_Exercise instructions_
Gather all lines in the entries below that include the word "their".

_Data section_
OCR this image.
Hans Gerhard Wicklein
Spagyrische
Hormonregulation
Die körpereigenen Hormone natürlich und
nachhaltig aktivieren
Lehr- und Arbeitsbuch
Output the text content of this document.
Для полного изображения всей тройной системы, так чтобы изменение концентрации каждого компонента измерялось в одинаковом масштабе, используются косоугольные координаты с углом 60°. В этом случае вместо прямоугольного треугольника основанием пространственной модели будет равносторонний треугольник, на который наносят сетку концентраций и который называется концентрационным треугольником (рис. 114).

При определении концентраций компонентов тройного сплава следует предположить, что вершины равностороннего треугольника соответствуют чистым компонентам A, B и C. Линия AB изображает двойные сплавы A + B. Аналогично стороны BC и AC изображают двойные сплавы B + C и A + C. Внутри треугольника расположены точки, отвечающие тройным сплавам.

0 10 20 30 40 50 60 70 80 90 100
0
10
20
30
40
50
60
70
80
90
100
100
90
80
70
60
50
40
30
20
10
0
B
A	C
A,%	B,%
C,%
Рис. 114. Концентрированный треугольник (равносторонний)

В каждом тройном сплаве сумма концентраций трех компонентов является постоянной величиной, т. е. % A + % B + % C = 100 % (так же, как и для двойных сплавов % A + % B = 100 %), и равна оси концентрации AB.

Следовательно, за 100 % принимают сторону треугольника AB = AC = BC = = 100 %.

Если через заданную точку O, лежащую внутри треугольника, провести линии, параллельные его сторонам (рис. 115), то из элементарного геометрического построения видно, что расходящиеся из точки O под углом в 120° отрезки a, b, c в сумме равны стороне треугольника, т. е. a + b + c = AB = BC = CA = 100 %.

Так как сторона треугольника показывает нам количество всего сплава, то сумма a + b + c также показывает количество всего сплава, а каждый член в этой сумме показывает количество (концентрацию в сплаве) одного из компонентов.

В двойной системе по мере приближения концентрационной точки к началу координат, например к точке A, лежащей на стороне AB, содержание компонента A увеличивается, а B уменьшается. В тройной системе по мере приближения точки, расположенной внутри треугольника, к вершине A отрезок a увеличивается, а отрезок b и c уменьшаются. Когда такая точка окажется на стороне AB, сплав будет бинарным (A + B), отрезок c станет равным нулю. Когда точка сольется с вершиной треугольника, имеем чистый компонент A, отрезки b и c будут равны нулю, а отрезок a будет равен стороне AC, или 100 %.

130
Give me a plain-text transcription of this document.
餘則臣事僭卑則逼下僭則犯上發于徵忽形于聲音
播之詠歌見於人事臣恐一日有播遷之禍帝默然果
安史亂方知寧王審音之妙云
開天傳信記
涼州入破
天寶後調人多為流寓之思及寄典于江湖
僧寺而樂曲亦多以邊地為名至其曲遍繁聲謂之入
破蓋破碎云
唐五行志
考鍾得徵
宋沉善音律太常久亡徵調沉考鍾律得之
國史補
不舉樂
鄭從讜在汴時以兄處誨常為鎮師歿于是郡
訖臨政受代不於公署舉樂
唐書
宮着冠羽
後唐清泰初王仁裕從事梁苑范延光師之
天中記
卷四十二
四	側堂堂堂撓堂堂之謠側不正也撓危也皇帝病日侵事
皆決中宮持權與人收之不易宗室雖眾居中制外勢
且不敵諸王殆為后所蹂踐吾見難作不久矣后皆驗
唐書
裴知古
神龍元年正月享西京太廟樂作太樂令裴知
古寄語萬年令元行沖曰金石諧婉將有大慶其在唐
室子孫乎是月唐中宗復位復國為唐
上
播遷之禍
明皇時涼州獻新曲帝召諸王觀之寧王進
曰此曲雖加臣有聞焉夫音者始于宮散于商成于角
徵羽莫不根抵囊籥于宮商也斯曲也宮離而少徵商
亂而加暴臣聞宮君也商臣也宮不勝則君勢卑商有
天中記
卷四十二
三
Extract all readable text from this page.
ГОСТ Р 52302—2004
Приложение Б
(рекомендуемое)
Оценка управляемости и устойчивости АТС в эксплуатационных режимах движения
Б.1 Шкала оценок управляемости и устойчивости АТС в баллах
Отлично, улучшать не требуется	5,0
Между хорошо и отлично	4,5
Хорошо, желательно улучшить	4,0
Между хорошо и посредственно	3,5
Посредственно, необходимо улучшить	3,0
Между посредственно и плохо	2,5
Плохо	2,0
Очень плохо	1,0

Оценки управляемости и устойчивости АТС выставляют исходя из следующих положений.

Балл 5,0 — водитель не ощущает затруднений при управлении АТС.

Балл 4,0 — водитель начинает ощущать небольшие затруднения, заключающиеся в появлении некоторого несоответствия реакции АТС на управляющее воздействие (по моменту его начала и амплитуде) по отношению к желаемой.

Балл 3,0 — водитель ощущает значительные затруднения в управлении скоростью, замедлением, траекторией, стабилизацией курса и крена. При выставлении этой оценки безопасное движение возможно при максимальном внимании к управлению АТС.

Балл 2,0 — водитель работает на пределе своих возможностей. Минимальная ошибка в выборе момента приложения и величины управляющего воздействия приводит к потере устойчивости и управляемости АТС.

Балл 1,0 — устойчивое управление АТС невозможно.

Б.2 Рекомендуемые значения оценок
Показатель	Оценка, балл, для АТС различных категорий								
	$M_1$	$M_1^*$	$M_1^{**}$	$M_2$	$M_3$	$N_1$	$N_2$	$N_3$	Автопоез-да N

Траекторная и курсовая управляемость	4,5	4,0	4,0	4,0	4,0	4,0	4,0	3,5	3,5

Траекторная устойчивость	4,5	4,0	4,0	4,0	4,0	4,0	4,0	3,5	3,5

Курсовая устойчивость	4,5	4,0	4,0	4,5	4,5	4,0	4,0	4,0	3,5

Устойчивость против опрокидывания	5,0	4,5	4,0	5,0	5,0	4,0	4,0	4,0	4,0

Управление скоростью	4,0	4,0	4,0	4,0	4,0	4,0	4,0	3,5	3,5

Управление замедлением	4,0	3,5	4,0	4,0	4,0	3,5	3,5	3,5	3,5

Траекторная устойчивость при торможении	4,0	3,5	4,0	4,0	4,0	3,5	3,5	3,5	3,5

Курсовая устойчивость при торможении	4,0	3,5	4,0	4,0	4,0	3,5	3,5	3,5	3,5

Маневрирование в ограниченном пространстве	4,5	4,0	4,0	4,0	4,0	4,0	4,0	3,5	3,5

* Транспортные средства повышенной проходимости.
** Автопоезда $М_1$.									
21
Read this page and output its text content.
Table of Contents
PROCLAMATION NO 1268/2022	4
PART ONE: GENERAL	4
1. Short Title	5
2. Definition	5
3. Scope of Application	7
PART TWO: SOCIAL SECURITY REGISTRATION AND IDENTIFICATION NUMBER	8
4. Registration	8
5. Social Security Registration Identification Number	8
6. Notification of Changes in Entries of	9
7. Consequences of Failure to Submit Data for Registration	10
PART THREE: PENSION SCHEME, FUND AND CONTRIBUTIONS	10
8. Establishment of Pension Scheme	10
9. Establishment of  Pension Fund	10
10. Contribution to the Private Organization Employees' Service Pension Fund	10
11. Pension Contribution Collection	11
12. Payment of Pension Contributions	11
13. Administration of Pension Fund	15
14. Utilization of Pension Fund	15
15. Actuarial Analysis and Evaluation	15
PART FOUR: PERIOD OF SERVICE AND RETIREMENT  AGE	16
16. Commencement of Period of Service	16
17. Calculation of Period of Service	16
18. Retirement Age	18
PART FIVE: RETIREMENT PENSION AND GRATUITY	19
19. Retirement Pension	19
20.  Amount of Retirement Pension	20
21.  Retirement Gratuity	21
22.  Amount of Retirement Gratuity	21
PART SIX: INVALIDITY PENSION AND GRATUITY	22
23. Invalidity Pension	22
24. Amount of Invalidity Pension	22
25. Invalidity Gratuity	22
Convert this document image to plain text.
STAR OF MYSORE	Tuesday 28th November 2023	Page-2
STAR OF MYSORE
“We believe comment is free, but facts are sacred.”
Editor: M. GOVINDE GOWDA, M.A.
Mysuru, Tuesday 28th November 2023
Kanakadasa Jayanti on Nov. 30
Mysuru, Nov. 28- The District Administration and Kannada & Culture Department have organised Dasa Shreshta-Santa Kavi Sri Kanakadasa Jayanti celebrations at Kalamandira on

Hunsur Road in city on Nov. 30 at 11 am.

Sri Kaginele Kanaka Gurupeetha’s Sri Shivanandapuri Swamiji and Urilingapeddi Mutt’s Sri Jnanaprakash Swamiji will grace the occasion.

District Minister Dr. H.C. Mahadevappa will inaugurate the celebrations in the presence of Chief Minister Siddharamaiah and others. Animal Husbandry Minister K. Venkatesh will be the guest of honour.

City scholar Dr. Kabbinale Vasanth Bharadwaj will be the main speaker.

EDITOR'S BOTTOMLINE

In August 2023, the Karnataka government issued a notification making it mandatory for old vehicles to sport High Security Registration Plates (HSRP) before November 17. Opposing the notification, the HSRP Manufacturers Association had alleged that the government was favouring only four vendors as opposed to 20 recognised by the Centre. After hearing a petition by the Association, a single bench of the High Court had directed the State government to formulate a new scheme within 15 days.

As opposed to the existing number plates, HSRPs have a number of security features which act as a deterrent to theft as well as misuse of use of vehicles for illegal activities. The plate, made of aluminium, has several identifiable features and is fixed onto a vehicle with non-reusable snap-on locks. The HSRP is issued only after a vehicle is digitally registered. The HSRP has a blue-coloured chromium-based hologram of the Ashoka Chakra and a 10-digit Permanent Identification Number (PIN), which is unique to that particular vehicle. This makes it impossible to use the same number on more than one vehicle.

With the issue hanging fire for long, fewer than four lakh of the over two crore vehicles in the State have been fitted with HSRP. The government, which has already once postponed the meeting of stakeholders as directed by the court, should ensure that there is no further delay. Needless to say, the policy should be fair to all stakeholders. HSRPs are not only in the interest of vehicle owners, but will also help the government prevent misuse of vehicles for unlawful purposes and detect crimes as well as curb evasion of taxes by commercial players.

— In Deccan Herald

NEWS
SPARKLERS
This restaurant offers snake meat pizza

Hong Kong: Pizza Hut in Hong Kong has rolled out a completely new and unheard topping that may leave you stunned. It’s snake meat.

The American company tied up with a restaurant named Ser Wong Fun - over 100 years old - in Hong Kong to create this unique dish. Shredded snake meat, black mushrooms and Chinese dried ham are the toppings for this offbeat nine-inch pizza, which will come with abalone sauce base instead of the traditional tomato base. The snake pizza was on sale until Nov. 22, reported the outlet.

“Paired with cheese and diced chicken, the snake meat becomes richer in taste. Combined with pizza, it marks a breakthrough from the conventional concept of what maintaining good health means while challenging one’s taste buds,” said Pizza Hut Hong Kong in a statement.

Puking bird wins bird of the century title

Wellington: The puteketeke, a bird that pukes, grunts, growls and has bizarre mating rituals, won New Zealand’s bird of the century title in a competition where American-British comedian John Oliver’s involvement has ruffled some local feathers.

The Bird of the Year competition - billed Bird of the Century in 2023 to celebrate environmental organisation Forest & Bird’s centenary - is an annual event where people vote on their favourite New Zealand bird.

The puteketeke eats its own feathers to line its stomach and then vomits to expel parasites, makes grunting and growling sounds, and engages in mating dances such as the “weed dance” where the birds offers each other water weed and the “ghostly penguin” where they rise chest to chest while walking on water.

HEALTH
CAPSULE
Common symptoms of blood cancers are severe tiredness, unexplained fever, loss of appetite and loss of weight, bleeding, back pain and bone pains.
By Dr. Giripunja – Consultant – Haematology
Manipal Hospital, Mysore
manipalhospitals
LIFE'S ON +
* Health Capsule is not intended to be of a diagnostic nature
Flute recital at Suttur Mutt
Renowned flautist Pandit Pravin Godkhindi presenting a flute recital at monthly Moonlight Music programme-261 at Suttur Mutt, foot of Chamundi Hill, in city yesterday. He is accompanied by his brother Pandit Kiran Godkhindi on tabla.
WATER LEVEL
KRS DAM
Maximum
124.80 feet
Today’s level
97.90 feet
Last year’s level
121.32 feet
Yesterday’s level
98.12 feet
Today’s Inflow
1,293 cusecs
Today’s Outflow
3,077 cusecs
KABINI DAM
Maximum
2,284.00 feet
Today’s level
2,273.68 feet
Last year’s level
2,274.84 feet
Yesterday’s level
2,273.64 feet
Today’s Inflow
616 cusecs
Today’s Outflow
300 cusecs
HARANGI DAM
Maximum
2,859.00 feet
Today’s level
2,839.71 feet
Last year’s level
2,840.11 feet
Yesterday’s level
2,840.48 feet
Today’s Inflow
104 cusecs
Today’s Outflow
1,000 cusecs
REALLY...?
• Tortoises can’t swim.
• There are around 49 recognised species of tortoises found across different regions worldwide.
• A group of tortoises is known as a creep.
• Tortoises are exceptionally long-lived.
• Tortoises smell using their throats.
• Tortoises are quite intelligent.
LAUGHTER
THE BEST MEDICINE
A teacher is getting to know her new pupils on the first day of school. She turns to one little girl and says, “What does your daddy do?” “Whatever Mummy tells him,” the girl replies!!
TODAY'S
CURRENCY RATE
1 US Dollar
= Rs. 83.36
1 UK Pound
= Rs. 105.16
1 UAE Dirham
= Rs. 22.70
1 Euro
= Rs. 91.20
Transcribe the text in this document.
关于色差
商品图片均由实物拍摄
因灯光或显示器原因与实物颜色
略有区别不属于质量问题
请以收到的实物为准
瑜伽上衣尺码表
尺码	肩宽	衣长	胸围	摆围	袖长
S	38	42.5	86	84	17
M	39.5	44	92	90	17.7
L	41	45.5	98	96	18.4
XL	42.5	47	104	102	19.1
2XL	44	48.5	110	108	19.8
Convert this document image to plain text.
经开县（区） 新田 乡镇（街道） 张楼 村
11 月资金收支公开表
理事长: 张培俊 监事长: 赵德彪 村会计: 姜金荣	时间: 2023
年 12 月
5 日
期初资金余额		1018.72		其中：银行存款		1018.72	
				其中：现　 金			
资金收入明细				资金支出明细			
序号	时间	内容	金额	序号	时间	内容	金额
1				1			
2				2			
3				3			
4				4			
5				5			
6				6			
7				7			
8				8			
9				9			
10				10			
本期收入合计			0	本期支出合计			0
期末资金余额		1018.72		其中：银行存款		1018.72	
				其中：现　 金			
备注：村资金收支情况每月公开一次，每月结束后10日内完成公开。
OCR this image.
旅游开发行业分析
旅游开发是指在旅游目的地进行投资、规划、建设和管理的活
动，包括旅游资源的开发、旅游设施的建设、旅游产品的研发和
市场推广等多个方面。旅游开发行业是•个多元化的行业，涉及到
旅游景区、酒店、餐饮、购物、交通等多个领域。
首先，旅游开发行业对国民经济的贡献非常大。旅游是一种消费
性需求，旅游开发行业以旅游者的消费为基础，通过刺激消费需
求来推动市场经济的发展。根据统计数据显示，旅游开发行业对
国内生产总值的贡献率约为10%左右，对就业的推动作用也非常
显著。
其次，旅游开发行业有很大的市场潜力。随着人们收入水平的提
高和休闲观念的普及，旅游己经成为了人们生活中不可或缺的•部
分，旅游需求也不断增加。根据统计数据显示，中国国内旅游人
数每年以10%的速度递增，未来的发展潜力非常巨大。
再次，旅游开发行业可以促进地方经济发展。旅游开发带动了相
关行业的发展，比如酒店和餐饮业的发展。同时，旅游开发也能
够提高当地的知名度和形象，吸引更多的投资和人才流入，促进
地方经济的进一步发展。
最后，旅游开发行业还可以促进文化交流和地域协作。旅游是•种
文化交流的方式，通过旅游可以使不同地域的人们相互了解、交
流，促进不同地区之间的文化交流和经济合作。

_Exercise output_
The Bird of the Year competition - billed Bird of the Century in 2023 to celebrate environmental organisation Forest & Bird’s centenary - is an annual event where people vote on their favourite New Zealand bird.
• Tortoises smell using their throats.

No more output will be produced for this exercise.